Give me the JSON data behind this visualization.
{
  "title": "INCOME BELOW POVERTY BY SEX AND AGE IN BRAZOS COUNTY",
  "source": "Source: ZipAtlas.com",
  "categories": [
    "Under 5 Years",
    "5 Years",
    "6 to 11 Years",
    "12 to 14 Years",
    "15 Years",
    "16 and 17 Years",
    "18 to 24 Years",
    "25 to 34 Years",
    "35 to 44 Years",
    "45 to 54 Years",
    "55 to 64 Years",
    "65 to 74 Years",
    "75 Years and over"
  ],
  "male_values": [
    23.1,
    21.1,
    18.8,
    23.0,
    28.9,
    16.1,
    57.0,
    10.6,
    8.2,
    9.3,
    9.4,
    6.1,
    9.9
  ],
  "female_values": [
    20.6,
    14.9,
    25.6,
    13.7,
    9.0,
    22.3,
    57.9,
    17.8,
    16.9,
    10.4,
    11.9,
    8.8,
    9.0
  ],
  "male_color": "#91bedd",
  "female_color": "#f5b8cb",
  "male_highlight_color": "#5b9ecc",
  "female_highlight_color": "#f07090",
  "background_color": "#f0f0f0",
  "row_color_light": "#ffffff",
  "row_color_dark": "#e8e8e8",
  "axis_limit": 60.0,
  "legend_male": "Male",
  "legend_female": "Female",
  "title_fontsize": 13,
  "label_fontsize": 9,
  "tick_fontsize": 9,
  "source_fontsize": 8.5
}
________________________
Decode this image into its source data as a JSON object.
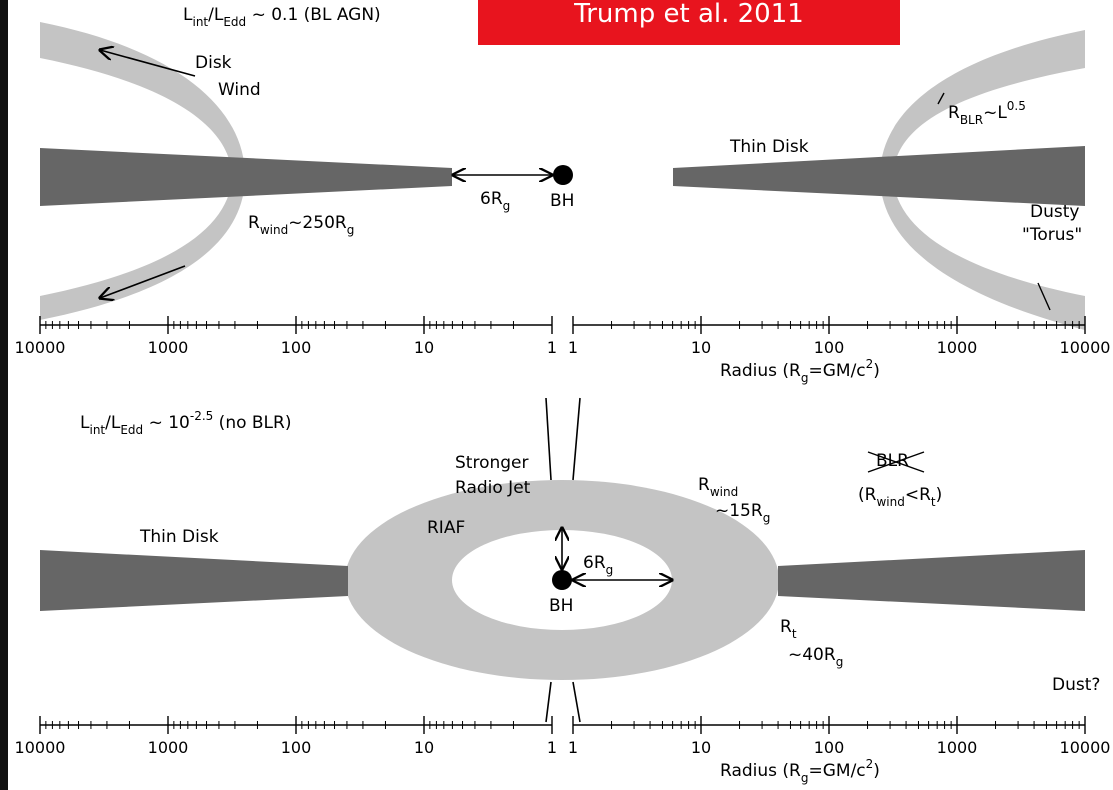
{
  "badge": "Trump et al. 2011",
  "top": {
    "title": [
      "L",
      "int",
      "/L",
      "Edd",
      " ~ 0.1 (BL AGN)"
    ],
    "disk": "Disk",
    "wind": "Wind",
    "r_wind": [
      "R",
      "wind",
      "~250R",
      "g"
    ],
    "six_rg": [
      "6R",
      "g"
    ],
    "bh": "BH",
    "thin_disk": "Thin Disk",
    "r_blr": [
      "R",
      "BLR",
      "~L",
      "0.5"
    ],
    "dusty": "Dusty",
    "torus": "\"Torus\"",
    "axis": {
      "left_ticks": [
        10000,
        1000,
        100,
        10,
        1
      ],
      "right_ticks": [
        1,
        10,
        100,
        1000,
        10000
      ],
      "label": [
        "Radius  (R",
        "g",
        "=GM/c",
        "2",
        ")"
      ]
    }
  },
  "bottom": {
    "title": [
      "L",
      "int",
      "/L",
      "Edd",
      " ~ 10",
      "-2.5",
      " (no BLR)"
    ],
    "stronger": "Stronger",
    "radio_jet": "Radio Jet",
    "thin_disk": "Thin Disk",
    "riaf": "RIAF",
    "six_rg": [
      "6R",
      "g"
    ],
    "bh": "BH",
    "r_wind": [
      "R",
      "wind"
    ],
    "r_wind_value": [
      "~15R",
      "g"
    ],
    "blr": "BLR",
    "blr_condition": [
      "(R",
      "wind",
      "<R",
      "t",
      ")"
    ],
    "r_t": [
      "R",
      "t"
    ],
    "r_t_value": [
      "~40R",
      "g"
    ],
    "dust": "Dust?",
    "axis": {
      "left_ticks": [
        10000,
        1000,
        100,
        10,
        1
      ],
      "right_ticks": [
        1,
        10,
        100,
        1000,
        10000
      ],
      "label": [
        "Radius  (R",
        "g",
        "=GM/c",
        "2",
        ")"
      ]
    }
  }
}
________________________
What to produce
Check each line of the records above for "JSON", and copy those that have it.

Task answer
Give me the JSON data behind this visualization.
Decode this image into its source data as a JSON object.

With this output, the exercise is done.